* [WHAT TO DO]: Omit any picture, and return the remaining data exactly as written.

* [MATERIAL FOR THIS TASK]:
╔══
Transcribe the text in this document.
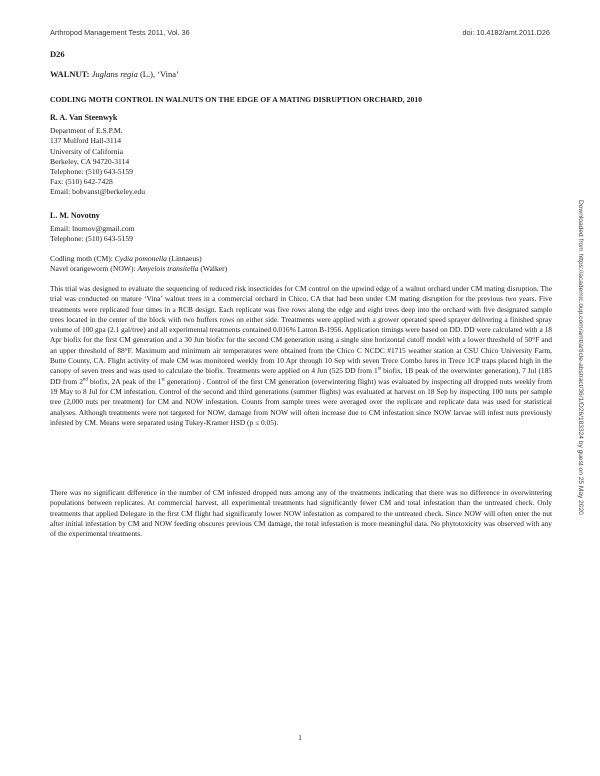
Arthropod Management Tests 2011, Vol. 36	doi: 10.4182/amt.2011.D26
D26
WALNUT: Juglans regia (L.), ‘Vina’
CODLING MOTH CONTROL IN WALNUTS ON THE EDGE OF A MATING DISRUPTION ORCHARD, 2010
R. A. Van Steenwyk
Department of E.S.P.M.
137 Mulford Hall-3114
University of California
Berkeley, CA 94720-3114
Telephone: (510) 643-5159
Fax: (510) 642-7428
Email: bobvanst@berkeley.edu
L. M. Novotny
Email: lnumov@gmail.com
Telephone: (510) 643-5159
Codling moth (CM): Cydia pomonella (Linnaeus)
Navel orangeworm (NOW): Amyelois transitella (Walker)
This trial was designed to evaluate the sequencing of reduced risk insecticides for CM control on the upwind edge of a walnut orchard under CM mating disruption. The trial was conducted on mature ‘Vina’ walnut trees in a commercial orchard in Chico, CA that had been under CM mating disruption for the previous two years. Five treatments were replicated four times in a RCB design. Each replicate was five rows along the edge and eight trees deep into the orchard with five designated sample trees located in the center of the block with two buffers rows on either side. Treatments were applied with a grower operated speed sprayer delivering a finished spray volume of 100 gpa (2.1 gal/tree) and all experimental treatments contained 0.016% Latron B-1956. Application timings were based on DD. DD were calculated with a 18 Apr biofix for the first CM generation and a 30 Jun biofix for the second CM generation using a single sine horizontal cutoff model with a lower threshold of 50°F and an upper threshold of 88°F. Maximum and minimum air temperatures were obtained from the Chico C NCDC #1715 weather station at CSU Chico University Farm, Butte County, CA. Flight activity of male CM was monitored weekly from 10 Apr through 10 Sep with seven Trece Combo lures in Trece 1CP traps placed high in the canopy of seven trees and was used to calculate the biofix. Treatments were applied on 4 Jun (525 DD from 1st biofix, 1B peak of the overwinter generation), 7 Jul (185 DD from 2nd biofix, 2A peak of the 1st generation) . Control of the first CM generation (overwintering flight) was evaluated by inspecting all dropped nuts weekly from 19 May to 8 Jul for CM infestation. Control of the second and third generations (summer flights) was evaluated at harvest on 18 Sep by inspecting 100 nuts per sample tree (2,000 nuts per treatment) for CM and NOW infestation. Counts from sample trees were averaged over the replicate and replicate data was used for statistical analyses. Although treatments were not targeted for NOW, damage from NOW will often increase due to CM infestation since NOW larvae will infest nuts previously infested by CM. Means were separated using Tukey-Kramer HSD (p ≤ 0.05).
There was no significant difference in the number of CM infested dropped nuts among any of the treatments indicating that there was no difference in overwintering populations between replicates. At commercial harvest, all experimental treatments had significantly fewer CM and total infestation than the untreated check. Only treatments that applied Delegate in the first CM flight had significantly lower NOW infestation as compared to the untreated check. Since NOW will often enter the nut after initial infestation by CM and NOW feeding obscures previous CM damage, the total infestation is more meaningful data. No phytotoxicity was observed with any of the experimental treatments.
Downloaded from https://academic.oup.com/amt/article-abstract/36/1/D26/183324 by guest on 25 May 2020
1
╚══
* [FULL OUTPUT]:
Transcribe the text in this document.
Arthropod Management Tests 2011, Vol. 36	doi: 10.4182/amt.2011.D26
D26
WALNUT: Juglans regia (L.), ‘Vina’
CODLING MOTH CONTROL IN WALNUTS ON THE EDGE OF A MATING DISRUPTION ORCHARD, 2010
R. A. Van Steenwyk
Department of E.S.P.M.
137 Mulford Hall-3114
University of California
Berkeley, CA 94720-3114
Telephone: (510) 643-5159
Fax: (510) 642-7428
Email: bobvanst@berkeley.edu
L. M. Novotny
Email: lnumov@gmail.com
Telephone: (510) 643-5159
Codling moth (CM): Cydia pomonella (Linnaeus)
Navel orangeworm (NOW): Amyelois transitella (Walker)
This trial was designed to evaluate the sequencing of reduced risk insecticides for CM control on the upwind edge of a walnut orchard under CM mating disruption. The trial was conducted on mature ‘Vina’ walnut trees in a commercial orchard in Chico, CA that had been under CM mating disruption for the previous two years. Five treatments were replicated four times in a RCB design. Each replicate was five rows along the edge and eight trees deep into the orchard with five designated sample trees located in the center of the block with two buffers rows on either side. Treatments were applied with a grower operated speed sprayer delivering a finished spray volume of 100 gpa (2.1 gal/tree) and all experimental treatments contained 0.016% Latron B-1956. Application timings were based on DD. DD were calculated with a 18 Apr biofix for the first CM generation and a 30 Jun biofix for the second CM generation using a single sine horizontal cutoff model with a lower threshold of 50°F and an upper threshold of 88°F. Maximum and minimum air temperatures were obtained from the Chico C NCDC #1715 weather station at CSU Chico University Farm, Butte County, CA. Flight activity of male CM was monitored weekly from 10 Apr through 10 Sep with seven Trece Combo lures in Trece 1CP traps placed high in the canopy of seven trees and was used to calculate the biofix. Treatments were applied on 4 Jun (525 DD from 1st biofix, 1B peak of the overwinter generation), 7 Jul (185 DD from 2nd biofix, 2A peak of the 1st generation) . Control of the first CM generation (overwintering flight) was evaluated by inspecting all dropped nuts weekly from 19 May to 8 Jul for CM infestation. Control of the second and third generations (summer flights) was evaluated at harvest on 18 Sep by inspecting 100 nuts per sample tree (2,000 nuts per treatment) for CM and NOW infestation. Counts from sample trees were averaged over the replicate and replicate data was used for statistical analyses. Although treatments were not targeted for NOW, damage from NOW will often increase due to CM infestation since NOW larvae will infest nuts previously infested by CM. Means were separated using Tukey-Kramer HSD (p ≤ 0.05).
There was no significant difference in the number of CM infested dropped nuts among any of the treatments indicating that there was no difference in overwintering populations between replicates. At commercial harvest, all experimental treatments had significantly fewer CM and total infestation than the untreated check. Only treatments that applied Delegate in the first CM flight had significantly lower NOW infestation as compared to the untreated check. Since NOW will often enter the nut after initial infestation by CM and NOW feeding obscures previous CM damage, the total infestation is more meaningful data. No phytotoxicity was observed with any of the experimental treatments.
Downloaded from https://academic.oup.com/amt/article-abstract/36/1/D26/183324 by guest on 25 May 2020
1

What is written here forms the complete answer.